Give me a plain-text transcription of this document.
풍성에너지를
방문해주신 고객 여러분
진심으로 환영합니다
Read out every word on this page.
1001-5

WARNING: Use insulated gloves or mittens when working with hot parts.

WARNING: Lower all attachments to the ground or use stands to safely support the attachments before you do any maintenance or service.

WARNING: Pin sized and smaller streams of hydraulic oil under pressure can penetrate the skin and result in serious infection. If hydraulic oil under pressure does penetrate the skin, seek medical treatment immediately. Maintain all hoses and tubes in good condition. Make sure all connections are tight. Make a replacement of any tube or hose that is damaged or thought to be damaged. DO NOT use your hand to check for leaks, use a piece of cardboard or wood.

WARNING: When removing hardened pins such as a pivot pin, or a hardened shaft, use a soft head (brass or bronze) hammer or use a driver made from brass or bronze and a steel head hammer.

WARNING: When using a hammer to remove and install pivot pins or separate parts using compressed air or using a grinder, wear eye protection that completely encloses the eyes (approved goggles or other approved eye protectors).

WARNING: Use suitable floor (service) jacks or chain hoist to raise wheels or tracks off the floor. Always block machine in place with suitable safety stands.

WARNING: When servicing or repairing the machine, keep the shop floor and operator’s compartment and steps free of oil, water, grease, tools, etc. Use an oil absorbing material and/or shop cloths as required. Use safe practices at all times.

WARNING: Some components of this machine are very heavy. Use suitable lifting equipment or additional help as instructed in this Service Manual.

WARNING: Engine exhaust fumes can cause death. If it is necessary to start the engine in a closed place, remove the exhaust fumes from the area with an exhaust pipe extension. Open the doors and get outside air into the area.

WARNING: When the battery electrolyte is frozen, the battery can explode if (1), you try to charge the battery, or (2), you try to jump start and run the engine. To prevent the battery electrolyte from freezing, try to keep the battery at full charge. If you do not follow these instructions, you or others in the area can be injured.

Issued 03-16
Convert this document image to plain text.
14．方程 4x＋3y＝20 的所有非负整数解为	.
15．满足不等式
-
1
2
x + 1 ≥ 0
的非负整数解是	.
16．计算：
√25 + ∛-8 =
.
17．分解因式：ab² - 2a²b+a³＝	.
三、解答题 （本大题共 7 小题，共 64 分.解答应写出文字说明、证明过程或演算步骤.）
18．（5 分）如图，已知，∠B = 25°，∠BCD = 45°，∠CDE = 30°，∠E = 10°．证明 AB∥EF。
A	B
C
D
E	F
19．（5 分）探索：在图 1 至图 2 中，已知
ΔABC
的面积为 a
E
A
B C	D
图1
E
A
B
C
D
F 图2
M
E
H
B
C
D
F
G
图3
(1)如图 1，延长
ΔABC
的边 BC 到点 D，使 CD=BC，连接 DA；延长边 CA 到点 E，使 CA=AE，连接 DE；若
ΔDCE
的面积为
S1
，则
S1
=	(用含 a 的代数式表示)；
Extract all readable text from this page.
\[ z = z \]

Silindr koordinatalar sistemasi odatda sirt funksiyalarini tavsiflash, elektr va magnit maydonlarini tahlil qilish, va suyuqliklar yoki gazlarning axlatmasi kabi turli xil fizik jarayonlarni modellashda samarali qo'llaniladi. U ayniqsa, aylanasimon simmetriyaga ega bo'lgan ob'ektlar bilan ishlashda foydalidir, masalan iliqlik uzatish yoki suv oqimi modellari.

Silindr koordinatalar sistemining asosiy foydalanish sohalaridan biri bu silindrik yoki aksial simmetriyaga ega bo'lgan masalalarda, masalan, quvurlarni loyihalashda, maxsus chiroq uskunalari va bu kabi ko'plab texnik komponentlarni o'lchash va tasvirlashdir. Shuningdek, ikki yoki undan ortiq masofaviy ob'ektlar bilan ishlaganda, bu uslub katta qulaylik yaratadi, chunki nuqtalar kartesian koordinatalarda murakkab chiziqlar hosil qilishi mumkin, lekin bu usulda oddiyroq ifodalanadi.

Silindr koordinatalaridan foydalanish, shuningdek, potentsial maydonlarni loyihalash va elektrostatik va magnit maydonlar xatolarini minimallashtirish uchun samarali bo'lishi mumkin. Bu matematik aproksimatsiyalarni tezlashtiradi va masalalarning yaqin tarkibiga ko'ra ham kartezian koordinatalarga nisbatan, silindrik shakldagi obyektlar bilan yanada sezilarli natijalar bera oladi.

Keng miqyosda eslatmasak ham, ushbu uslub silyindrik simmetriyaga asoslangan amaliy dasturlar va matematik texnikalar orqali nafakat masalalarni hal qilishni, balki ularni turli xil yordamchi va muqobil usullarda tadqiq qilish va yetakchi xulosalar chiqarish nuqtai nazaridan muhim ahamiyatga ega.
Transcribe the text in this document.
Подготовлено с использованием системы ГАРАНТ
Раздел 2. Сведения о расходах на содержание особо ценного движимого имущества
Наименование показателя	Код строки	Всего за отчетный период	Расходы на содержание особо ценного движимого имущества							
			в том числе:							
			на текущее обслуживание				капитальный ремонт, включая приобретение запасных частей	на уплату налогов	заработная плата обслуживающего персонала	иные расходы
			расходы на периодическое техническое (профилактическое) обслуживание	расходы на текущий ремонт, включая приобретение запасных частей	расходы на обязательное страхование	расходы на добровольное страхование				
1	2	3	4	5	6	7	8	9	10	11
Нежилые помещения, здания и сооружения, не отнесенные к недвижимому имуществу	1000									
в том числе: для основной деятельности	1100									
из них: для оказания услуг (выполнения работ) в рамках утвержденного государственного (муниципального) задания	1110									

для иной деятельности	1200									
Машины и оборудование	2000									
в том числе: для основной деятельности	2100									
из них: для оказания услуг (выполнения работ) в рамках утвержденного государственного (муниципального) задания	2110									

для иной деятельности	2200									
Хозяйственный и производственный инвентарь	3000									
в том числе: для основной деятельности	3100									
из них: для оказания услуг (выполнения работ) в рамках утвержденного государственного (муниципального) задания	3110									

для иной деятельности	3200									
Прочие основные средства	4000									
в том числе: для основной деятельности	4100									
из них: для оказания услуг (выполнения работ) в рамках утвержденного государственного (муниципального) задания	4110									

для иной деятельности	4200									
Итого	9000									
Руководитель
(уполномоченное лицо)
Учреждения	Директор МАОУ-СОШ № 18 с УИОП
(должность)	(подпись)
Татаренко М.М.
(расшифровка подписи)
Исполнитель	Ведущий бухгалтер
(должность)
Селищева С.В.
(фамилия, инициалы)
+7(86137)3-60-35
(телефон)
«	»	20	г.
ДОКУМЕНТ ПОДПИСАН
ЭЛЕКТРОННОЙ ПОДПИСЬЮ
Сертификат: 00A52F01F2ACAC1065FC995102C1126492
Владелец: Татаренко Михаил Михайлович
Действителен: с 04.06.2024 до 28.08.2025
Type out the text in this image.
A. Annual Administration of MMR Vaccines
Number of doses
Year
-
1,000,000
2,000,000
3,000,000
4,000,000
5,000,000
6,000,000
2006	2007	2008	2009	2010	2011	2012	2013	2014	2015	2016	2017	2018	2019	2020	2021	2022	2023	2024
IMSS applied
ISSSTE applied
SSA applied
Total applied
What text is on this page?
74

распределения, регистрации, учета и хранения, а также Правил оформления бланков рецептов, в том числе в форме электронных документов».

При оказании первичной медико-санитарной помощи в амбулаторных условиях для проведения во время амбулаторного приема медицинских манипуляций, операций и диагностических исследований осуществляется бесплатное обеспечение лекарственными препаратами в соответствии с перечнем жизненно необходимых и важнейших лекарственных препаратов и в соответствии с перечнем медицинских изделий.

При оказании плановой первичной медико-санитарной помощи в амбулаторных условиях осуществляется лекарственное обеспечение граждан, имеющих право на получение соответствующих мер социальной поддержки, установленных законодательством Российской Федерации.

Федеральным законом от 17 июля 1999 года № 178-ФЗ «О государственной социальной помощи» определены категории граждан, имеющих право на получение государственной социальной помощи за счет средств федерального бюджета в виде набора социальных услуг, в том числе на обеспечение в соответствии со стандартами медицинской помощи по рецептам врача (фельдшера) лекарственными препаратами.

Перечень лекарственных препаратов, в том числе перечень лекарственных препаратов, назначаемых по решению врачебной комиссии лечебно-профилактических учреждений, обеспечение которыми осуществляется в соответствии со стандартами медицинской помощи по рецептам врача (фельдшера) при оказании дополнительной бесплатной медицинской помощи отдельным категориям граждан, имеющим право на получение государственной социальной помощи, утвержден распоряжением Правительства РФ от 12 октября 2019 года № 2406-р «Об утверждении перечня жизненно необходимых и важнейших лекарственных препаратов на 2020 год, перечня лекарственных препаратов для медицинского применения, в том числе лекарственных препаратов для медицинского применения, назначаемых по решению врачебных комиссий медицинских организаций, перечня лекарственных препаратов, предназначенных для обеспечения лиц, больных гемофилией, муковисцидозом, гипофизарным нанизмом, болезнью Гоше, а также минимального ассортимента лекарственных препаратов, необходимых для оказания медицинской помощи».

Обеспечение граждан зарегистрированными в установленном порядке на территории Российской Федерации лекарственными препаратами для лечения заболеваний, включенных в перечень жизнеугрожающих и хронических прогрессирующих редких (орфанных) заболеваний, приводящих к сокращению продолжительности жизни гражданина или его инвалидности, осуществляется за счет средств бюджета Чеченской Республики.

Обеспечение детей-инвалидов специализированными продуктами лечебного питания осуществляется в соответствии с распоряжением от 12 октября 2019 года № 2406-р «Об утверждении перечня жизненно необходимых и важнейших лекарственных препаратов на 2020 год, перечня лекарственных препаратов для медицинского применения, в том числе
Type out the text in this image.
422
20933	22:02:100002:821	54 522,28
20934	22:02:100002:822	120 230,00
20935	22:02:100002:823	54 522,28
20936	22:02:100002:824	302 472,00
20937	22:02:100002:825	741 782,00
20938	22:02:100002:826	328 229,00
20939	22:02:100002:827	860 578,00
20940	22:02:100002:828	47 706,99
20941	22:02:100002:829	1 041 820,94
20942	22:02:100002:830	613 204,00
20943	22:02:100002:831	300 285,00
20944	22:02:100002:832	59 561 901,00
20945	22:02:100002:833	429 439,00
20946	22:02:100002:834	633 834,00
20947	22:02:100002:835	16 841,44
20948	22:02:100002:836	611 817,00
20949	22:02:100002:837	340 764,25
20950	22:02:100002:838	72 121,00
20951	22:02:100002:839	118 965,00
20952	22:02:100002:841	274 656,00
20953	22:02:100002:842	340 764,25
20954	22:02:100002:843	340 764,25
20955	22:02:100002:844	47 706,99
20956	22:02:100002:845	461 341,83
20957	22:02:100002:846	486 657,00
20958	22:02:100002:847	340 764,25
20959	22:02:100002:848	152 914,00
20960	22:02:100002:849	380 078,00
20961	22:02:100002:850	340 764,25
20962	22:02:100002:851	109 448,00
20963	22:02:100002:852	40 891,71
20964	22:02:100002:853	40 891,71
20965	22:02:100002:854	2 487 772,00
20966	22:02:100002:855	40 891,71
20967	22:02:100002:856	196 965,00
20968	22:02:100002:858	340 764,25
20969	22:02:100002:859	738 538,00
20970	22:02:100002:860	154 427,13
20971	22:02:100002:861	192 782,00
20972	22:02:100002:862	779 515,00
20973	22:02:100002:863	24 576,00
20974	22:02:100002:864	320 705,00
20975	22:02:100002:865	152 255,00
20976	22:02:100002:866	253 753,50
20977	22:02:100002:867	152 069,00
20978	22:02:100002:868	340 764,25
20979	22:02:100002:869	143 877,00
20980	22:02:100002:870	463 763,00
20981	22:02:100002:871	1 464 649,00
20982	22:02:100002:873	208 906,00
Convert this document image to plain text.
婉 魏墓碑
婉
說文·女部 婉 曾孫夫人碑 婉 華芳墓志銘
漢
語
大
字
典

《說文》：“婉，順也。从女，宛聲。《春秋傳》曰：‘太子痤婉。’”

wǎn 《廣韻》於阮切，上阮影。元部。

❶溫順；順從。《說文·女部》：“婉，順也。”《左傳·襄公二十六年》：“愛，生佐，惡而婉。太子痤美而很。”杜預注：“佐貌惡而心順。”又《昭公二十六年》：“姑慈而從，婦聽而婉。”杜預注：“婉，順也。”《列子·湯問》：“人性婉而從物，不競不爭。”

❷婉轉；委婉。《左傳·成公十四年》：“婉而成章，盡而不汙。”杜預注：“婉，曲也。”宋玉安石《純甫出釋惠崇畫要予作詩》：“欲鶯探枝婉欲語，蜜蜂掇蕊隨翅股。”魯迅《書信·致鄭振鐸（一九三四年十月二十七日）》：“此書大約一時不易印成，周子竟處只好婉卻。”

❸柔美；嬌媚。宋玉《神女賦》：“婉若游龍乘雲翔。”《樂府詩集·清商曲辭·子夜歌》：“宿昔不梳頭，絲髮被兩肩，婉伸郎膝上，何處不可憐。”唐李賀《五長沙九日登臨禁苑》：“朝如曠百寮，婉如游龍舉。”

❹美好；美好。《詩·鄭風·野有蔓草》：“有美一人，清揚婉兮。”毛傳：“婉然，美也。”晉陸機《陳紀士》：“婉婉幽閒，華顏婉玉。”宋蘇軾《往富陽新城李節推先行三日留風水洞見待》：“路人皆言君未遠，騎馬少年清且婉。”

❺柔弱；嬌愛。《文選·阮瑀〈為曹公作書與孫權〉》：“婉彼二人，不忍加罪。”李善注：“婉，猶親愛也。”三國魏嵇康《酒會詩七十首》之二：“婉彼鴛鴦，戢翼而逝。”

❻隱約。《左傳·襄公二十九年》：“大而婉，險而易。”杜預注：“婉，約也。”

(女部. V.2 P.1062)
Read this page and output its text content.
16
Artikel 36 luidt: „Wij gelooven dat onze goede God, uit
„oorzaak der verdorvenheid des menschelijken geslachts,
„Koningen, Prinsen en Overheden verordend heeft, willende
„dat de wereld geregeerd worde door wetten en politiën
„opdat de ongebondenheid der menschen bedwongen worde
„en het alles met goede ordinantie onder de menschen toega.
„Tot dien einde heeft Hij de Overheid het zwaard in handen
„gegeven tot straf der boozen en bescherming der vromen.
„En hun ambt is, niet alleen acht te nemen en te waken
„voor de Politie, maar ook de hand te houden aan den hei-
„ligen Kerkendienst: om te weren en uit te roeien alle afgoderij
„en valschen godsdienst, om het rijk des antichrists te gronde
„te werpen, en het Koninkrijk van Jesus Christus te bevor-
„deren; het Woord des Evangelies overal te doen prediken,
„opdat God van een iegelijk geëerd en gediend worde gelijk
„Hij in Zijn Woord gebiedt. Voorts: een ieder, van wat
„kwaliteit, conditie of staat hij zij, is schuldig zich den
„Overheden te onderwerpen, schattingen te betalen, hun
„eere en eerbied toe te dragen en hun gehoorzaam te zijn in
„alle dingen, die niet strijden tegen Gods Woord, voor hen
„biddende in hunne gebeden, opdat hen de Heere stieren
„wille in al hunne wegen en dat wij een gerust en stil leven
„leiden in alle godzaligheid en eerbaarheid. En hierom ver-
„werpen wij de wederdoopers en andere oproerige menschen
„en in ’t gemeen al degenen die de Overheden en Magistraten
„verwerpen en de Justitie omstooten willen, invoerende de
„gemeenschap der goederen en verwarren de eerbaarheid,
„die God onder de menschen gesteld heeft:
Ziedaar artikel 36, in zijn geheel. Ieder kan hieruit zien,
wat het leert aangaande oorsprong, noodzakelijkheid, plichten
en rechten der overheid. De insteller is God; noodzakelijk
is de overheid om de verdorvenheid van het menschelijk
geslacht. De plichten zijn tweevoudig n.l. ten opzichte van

------------------------------------

Report how many lines in the records hold the word "Татаренко", giving the number and nothing else.

2